● **Written task**
Reproduce each line of the listing exactly.

## BEGIN Records for processing

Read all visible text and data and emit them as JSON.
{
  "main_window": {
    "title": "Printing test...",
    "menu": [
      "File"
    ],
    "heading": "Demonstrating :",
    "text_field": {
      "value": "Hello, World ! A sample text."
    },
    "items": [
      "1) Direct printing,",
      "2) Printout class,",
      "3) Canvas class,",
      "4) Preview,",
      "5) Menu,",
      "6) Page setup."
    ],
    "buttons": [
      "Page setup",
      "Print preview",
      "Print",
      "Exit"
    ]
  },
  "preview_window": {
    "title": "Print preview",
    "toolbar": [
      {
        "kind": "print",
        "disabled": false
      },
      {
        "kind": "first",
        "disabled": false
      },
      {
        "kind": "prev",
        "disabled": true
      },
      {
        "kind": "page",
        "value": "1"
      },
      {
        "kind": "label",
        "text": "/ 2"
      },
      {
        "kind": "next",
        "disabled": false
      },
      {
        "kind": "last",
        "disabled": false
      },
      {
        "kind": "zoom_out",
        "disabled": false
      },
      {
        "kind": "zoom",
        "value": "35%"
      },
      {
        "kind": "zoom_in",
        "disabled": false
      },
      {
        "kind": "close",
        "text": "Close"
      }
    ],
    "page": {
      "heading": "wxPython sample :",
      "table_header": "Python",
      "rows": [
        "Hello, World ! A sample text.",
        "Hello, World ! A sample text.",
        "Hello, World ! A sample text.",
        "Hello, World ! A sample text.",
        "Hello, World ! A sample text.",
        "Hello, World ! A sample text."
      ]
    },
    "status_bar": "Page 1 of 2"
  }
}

## END Records for processing

● **Answer**
Read all visible text and data and emit them as JSON.
{
  "main_window": {
    "title": "Printing test...",
    "menu": [
      "File"
    ],
    "heading": "Demonstrating :",
    "text_field": {
      "value": "Hello, World ! A sample text."
    },
    "items": [
      "1) Direct printing,",
      "2) Printout class,",
      "3) Canvas class,",
      "4) Preview,",
      "5) Menu,",
      "6) Page setup."
    ],
    "buttons": [
      "Page setup",
      "Print preview",
      "Print",
      "Exit"
    ]
  },
  "preview_window": {
    "title": "Print preview",
    "toolbar": [
      {
        "kind": "print",
        "disabled": false
      },
      {
        "kind": "first",
        "disabled": false
      },
      {
        "kind": "prev",
        "disabled": true
      },
      {
        "kind": "page",
        "value": "1"
      },
      {
        "kind": "label",
        "text": "/ 2"
      },
      {
        "kind": "next",
        "disabled": false
      },
      {
        "kind": "last",
        "disabled": false
      },
      {
        "kind": "zoom_out",
        "disabled": false
      },
      {
        "kind": "zoom",
        "value": "35%"
      },
      {
        "kind": "zoom_in",
        "disabled": false
      },
      {
        "kind": "close",
        "text": "Close"
      }
    ],
    "page": {
      "heading": "wxPython sample :",
      "table_header": "Python",
      "rows": [
        "Hello, World ! A sample text.",
        "Hello, World ! A sample text.",
        "Hello, World ! A sample text.",
        "Hello, World ! A sample text.",
        "Hello, World ! A sample text.",
        "Hello, World ! A sample text."
      ]
    },
    "status_bar": "Page 1 of 2"
  }
}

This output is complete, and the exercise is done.